Collected data entries

^^^^^^^^^^^^^^^^

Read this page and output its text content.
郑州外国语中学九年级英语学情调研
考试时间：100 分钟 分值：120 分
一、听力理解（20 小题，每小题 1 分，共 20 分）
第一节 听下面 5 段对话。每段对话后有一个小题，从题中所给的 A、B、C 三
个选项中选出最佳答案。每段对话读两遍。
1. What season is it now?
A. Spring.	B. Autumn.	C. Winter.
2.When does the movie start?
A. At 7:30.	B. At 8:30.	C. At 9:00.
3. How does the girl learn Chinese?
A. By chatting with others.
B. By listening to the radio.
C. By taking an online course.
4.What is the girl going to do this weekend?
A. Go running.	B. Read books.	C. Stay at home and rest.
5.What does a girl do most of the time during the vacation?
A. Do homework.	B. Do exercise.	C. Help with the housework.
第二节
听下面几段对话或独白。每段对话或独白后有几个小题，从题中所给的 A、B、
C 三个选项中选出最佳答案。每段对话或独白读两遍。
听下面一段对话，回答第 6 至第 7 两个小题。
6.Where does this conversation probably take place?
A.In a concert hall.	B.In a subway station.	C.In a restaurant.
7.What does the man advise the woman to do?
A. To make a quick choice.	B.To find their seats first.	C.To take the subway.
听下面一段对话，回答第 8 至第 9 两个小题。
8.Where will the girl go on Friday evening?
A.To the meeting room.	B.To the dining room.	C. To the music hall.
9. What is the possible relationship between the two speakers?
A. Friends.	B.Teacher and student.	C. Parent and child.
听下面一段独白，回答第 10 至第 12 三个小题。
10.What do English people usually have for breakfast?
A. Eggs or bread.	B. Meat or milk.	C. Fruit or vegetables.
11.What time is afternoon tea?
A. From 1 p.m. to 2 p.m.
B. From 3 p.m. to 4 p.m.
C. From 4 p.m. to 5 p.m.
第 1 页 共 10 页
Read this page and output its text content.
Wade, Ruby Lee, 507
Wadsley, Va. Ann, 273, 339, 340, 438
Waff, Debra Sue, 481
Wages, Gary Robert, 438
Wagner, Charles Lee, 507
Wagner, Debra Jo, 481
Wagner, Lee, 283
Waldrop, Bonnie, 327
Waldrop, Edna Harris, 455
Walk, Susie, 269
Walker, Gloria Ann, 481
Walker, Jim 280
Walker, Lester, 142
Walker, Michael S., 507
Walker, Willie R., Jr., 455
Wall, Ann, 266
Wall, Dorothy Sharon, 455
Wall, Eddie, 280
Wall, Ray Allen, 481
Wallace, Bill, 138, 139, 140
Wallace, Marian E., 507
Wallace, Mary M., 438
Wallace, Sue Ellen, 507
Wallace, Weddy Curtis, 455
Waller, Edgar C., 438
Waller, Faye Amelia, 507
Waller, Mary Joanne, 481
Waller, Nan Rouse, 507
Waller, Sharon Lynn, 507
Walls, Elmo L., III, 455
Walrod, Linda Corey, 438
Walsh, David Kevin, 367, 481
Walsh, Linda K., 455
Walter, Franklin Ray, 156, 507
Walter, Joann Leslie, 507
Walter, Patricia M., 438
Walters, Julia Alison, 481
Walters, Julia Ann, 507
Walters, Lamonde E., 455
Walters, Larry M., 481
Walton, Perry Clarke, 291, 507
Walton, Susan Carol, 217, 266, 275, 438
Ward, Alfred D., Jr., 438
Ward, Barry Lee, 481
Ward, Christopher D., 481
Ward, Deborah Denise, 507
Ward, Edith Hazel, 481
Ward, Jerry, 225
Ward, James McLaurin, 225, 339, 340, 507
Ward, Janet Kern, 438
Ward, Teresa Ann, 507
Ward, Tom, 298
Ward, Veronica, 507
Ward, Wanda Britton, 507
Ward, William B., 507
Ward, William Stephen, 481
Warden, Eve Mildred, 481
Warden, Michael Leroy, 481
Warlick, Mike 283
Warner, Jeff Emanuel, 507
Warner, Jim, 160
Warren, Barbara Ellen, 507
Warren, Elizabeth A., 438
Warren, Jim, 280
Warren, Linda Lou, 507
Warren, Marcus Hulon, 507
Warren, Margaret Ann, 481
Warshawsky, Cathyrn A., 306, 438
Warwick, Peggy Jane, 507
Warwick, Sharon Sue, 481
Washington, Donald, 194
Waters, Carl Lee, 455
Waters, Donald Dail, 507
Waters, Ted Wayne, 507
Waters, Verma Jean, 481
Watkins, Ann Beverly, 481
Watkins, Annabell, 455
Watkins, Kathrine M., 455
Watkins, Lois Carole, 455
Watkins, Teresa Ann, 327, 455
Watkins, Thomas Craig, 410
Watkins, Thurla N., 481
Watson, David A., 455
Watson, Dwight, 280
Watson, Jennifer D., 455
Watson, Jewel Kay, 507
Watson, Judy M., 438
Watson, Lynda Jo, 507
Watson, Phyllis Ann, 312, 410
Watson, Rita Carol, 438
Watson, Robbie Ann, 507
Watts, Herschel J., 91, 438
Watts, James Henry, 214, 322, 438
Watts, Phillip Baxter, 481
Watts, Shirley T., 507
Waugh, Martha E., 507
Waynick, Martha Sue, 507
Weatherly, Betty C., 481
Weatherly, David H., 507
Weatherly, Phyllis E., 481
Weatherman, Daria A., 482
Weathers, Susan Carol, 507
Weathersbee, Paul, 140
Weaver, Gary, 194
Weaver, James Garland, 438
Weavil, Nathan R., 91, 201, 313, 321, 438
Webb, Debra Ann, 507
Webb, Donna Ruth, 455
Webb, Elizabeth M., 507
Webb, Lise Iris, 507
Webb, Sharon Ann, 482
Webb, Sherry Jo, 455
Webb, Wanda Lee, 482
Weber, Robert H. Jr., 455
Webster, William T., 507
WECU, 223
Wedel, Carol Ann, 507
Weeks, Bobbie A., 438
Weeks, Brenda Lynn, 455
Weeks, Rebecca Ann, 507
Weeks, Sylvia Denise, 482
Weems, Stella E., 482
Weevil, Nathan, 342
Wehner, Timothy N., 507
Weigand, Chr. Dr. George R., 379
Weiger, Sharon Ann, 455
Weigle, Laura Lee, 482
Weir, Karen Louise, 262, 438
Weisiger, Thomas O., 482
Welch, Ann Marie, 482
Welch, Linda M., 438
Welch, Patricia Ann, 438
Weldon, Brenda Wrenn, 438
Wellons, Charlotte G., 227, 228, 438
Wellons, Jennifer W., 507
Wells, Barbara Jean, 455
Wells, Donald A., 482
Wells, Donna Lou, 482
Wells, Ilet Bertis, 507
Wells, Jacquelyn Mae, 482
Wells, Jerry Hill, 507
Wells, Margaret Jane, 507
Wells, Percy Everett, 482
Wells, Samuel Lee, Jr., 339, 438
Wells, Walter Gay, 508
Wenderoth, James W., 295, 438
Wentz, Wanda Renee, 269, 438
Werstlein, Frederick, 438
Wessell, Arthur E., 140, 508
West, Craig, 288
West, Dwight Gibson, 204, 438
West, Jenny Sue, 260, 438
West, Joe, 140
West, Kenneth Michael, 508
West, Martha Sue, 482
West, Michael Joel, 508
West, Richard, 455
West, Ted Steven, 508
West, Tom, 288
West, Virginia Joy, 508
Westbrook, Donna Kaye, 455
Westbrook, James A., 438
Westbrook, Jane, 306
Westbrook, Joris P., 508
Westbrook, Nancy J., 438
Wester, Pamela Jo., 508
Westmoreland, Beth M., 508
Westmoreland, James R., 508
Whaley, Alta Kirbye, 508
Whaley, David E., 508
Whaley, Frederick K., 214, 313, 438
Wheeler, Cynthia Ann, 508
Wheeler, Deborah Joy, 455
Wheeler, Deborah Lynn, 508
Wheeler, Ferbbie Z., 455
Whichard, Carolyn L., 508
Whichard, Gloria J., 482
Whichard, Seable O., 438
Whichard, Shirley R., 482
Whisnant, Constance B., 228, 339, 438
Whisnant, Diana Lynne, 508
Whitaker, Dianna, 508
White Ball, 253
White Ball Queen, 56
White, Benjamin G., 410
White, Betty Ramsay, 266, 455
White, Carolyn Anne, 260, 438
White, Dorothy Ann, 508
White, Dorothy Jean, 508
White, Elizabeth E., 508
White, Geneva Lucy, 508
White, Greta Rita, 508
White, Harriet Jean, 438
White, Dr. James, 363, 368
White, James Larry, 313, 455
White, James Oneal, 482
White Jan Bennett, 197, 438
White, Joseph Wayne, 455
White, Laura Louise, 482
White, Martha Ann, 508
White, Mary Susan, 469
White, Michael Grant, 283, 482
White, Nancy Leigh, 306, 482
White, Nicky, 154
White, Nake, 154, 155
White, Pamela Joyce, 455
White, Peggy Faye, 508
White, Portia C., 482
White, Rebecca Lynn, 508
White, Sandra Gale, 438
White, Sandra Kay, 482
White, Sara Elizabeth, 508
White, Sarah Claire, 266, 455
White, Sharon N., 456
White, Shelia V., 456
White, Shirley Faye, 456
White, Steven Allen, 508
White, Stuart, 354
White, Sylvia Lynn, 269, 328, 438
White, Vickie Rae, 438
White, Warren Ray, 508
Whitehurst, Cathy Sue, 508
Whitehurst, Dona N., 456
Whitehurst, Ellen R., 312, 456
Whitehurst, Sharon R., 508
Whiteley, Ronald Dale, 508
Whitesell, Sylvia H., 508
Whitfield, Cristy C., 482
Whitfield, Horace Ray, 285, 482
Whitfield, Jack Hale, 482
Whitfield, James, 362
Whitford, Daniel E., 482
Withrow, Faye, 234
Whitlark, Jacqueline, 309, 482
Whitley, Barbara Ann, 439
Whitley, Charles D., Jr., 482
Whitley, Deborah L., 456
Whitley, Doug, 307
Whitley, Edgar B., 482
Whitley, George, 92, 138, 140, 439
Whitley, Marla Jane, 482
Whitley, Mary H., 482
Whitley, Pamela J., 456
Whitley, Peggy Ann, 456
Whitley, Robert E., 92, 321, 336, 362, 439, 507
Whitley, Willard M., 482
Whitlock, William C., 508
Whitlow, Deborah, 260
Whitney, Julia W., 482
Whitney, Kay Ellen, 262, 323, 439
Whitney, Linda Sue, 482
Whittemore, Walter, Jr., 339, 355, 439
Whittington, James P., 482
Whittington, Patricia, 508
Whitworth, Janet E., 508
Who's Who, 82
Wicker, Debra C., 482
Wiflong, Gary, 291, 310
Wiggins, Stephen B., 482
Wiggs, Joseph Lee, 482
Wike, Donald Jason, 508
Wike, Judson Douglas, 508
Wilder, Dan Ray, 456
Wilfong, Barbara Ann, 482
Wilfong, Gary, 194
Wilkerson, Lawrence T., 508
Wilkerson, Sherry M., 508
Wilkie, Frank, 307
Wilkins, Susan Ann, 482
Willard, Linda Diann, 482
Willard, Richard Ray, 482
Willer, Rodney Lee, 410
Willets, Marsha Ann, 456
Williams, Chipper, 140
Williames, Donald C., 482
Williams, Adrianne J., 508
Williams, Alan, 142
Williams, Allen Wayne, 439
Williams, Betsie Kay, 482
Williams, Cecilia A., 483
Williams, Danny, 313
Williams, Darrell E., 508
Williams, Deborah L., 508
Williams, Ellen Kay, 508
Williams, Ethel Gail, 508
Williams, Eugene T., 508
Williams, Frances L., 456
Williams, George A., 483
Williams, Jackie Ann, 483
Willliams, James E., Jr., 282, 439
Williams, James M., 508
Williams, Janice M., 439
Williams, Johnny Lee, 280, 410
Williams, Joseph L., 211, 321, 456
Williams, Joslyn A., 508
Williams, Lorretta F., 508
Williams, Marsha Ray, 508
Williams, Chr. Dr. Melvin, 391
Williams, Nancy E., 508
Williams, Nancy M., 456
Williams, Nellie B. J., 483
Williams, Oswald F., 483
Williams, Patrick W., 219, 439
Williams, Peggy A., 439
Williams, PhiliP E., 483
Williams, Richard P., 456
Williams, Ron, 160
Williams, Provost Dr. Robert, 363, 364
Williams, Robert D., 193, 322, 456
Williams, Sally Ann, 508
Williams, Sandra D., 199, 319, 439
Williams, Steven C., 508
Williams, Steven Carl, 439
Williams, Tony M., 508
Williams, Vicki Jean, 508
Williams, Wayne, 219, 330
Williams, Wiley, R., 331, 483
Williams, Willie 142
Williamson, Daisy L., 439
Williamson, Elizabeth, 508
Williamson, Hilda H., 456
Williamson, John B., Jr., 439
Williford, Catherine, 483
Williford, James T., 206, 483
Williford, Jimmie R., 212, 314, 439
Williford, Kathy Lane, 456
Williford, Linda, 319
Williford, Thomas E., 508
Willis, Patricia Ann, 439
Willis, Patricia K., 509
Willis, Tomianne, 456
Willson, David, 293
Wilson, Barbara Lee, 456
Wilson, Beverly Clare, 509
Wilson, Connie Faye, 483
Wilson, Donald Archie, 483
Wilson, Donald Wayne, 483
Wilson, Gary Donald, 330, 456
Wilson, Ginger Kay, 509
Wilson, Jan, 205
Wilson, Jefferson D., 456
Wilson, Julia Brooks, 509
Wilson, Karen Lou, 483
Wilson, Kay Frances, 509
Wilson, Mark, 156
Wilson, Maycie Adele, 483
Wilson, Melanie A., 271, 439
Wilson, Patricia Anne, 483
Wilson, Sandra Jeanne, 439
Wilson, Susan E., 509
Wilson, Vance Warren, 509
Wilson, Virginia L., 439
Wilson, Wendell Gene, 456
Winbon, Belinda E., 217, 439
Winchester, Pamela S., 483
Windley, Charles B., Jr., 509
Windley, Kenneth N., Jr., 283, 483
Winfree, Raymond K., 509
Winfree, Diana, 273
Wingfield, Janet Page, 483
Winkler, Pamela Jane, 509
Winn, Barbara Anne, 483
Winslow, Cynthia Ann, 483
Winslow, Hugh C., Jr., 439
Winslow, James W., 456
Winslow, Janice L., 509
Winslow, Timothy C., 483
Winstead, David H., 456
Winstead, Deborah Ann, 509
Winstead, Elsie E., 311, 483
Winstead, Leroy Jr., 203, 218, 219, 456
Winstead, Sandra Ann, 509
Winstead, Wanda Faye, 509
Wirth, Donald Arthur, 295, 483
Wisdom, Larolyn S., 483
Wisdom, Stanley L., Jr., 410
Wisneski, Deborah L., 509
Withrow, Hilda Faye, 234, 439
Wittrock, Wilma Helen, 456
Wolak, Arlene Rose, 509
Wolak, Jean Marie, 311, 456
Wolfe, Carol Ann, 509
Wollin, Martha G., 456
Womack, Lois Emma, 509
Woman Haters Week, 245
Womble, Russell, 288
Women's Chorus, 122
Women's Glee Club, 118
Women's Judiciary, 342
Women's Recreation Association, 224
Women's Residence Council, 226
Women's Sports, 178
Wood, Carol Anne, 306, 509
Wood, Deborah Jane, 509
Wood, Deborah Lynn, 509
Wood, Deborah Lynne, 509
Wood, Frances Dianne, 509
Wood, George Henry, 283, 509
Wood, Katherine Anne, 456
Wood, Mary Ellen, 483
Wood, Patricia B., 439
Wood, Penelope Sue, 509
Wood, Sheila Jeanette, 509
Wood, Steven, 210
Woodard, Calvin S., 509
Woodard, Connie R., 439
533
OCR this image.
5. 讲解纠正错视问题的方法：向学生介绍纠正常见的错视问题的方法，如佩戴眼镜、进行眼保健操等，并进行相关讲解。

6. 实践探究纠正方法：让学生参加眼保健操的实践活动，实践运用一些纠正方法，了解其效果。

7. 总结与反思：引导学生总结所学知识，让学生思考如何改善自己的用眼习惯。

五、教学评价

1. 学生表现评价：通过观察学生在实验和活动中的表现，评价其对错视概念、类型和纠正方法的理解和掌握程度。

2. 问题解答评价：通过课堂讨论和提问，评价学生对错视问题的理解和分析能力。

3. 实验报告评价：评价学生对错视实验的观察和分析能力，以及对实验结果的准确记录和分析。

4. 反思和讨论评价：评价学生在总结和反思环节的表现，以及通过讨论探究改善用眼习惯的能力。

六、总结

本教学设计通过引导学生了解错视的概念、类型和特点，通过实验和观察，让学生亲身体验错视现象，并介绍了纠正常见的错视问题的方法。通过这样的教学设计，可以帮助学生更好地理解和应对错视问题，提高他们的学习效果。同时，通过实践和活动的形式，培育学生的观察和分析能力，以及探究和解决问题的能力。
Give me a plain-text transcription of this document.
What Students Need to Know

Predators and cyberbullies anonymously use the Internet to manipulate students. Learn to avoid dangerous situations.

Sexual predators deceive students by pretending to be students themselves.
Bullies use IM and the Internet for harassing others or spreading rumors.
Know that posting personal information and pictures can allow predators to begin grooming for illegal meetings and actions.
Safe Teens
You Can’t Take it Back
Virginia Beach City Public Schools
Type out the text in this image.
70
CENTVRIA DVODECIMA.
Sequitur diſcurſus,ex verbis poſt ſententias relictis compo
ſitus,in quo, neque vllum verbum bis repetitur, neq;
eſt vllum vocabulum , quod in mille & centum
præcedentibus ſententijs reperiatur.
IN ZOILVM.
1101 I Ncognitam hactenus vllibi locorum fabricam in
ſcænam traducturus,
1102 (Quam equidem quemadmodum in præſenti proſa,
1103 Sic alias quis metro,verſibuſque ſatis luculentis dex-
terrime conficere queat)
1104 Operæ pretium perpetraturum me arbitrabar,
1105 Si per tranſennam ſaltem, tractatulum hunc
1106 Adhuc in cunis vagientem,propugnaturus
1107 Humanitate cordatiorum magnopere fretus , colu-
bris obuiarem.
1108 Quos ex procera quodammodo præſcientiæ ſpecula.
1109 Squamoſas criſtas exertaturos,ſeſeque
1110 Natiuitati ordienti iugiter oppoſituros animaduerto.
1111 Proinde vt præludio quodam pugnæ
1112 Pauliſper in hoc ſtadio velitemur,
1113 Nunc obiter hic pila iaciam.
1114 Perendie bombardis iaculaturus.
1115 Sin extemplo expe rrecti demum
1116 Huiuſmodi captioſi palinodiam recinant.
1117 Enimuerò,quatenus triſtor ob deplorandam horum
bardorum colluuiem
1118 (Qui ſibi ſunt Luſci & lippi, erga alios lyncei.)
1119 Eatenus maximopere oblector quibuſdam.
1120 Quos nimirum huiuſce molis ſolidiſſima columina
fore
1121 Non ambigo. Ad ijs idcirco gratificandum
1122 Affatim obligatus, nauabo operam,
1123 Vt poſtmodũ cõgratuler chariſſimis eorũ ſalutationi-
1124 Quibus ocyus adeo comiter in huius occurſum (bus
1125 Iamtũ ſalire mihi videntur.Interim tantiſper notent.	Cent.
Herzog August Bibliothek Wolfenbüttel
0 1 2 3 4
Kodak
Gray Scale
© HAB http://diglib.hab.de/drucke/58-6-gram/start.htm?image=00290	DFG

^^^^^^^^^^^^^^^^

Determine the number of lines in the records that include the string "Watson", and respond with that number only.

9